● DATA TO PROCESS:
* START *
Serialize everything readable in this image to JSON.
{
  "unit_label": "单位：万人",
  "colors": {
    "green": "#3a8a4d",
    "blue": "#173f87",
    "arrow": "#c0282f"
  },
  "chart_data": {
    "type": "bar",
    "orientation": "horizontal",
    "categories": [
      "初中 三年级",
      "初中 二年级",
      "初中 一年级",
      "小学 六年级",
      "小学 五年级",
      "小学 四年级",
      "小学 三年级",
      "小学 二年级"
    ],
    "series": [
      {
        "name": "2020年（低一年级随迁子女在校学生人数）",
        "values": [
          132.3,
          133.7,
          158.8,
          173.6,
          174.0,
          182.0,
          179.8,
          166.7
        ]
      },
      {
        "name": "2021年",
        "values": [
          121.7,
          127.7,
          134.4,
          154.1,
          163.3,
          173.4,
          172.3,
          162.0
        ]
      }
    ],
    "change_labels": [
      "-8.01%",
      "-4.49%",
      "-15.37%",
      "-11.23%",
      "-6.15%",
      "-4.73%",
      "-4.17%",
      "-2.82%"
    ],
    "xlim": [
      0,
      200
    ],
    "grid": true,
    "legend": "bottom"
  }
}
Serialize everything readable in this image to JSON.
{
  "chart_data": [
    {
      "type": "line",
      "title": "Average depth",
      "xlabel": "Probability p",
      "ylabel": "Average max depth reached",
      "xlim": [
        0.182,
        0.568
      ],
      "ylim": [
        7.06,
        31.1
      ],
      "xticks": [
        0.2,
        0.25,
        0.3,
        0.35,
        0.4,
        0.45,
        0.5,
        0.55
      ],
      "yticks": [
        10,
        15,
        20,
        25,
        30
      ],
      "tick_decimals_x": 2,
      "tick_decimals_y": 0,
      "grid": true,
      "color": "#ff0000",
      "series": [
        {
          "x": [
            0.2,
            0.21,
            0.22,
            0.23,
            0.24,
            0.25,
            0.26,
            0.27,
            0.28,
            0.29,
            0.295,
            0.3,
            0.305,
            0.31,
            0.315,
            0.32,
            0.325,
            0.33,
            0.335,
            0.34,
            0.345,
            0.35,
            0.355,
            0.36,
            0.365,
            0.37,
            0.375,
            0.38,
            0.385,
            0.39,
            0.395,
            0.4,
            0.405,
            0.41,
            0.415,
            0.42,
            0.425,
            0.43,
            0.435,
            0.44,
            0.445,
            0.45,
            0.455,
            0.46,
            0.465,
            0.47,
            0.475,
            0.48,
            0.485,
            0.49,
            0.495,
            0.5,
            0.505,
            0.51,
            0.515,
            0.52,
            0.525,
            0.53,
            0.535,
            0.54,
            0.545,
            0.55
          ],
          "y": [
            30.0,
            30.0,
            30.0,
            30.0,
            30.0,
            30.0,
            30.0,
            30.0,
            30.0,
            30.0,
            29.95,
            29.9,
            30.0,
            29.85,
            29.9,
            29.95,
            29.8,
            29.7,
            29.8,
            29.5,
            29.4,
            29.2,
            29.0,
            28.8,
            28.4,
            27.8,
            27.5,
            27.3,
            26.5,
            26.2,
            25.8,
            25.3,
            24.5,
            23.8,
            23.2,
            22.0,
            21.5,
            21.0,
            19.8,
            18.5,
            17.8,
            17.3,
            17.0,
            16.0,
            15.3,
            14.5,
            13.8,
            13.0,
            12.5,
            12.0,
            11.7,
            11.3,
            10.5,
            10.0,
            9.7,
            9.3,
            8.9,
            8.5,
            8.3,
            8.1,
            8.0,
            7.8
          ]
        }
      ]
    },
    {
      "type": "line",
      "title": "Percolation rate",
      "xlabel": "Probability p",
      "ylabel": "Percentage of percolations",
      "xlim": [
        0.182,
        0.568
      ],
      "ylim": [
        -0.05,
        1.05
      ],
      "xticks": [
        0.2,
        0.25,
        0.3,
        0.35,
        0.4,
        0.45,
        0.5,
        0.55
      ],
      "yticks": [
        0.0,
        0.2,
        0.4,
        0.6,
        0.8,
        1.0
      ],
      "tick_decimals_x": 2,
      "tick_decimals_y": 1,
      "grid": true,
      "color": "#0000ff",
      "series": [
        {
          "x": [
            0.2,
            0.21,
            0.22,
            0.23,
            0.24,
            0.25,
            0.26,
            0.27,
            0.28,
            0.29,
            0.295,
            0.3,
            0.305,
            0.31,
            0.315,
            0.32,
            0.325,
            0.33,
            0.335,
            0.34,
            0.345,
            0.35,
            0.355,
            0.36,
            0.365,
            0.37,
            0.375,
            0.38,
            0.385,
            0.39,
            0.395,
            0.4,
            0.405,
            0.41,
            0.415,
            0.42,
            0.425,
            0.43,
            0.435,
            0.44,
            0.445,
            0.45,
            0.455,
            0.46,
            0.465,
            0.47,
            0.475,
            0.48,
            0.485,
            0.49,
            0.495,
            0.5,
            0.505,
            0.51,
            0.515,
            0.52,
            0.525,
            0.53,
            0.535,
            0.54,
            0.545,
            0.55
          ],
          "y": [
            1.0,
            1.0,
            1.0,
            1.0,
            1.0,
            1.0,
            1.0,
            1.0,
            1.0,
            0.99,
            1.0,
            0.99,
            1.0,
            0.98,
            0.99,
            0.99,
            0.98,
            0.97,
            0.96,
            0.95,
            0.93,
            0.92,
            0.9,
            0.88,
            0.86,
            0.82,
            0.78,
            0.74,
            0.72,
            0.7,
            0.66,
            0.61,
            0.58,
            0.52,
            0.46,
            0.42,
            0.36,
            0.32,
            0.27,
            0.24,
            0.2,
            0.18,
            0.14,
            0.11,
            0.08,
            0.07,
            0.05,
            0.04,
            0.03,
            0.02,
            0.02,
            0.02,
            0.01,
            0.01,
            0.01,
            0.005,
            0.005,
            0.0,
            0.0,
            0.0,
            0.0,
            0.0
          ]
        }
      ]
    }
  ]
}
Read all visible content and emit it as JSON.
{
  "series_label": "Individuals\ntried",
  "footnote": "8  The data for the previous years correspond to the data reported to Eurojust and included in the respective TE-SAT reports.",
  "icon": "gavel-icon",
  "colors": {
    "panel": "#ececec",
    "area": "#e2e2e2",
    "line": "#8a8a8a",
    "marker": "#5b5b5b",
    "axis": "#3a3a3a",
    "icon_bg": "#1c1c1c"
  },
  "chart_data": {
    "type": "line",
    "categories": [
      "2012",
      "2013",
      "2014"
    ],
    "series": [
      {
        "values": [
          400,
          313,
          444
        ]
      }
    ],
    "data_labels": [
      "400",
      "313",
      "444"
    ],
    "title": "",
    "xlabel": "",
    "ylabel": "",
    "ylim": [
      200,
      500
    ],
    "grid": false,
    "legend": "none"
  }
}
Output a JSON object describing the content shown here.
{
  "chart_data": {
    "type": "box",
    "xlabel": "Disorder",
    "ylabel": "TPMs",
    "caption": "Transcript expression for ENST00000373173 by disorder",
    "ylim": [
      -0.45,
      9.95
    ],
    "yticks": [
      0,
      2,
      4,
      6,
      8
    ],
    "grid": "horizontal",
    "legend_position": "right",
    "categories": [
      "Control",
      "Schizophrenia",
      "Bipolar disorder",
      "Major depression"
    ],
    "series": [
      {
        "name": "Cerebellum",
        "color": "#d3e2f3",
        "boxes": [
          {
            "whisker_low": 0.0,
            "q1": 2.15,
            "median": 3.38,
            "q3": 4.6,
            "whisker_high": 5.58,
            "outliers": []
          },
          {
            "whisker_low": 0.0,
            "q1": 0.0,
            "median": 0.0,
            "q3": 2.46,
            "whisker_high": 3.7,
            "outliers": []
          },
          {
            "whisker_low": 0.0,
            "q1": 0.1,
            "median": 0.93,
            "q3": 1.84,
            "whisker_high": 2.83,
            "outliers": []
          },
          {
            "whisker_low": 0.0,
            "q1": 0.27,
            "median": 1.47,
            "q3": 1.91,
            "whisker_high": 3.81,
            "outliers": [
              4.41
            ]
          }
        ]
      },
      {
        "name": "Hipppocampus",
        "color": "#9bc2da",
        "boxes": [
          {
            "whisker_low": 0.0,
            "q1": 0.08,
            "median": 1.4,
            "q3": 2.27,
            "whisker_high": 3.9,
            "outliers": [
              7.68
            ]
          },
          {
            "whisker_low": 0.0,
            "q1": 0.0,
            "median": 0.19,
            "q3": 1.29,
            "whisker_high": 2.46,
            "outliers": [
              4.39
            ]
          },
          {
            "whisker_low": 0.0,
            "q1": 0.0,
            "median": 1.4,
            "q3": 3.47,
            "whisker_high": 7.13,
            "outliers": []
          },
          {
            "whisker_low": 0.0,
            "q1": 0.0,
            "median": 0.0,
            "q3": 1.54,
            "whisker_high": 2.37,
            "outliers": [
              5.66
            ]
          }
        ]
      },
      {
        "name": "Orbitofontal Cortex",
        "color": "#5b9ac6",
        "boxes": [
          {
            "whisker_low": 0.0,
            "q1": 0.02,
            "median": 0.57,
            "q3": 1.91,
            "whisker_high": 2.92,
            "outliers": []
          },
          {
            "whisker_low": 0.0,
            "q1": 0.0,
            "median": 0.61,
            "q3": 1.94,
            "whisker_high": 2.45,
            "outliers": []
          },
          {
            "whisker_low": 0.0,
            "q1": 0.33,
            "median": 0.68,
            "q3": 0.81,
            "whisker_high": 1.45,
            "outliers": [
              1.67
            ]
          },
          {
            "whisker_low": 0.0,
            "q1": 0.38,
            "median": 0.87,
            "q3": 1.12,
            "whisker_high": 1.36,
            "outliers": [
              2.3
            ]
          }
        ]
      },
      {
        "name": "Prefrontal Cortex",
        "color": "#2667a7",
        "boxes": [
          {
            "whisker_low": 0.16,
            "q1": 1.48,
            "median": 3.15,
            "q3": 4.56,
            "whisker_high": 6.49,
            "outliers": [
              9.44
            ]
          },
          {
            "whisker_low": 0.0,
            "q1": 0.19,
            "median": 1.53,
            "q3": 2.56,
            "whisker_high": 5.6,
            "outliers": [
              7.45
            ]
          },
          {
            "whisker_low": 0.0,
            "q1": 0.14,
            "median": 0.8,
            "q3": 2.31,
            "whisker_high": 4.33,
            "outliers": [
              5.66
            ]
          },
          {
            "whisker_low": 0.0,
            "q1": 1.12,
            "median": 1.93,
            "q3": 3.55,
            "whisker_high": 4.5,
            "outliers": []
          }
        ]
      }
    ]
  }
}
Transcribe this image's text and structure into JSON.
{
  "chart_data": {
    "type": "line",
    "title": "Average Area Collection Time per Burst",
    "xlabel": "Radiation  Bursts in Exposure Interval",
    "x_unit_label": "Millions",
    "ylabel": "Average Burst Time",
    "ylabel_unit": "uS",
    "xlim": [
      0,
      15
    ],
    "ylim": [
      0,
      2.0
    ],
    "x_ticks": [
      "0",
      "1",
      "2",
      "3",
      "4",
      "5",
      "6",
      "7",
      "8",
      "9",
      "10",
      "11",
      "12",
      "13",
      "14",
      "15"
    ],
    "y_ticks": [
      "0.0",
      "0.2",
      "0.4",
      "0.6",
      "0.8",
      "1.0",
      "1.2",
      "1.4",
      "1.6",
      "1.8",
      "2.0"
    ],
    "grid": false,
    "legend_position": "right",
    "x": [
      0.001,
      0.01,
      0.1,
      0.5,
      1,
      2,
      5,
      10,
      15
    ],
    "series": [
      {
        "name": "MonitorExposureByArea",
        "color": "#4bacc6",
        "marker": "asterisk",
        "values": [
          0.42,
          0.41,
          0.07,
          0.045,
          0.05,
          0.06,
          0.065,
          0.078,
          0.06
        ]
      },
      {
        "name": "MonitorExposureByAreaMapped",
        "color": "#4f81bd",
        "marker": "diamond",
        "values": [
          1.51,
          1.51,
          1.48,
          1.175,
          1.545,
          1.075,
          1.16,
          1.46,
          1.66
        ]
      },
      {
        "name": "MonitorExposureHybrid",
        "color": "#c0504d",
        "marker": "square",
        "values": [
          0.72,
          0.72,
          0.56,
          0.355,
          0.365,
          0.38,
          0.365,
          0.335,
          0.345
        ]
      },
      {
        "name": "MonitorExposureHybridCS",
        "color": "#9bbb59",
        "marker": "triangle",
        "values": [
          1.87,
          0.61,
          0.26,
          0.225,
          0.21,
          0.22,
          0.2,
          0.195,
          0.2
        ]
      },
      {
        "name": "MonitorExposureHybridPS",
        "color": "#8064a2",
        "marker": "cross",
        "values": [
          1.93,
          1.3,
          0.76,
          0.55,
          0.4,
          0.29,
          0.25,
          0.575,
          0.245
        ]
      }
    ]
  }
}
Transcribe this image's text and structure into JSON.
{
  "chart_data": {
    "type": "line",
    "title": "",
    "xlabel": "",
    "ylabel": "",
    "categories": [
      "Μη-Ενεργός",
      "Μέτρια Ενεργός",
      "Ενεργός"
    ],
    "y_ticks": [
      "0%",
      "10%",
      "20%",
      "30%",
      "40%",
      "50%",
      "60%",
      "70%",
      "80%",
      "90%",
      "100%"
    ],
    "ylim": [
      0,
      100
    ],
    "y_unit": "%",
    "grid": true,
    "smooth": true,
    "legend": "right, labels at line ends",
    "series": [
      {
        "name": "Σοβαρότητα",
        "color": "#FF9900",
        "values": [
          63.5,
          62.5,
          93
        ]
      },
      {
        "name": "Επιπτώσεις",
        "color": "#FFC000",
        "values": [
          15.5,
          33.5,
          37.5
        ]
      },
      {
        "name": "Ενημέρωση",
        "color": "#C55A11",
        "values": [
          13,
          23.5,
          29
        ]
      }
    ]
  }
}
* END *
● SET PROBLEM: Where a line of the entries contains the word "Time", copy that line.

● RESULT OF THIS EXERCISE:
    "title": "Average Area Collection Time per Burst",
    "ylabel": "Average Burst Time",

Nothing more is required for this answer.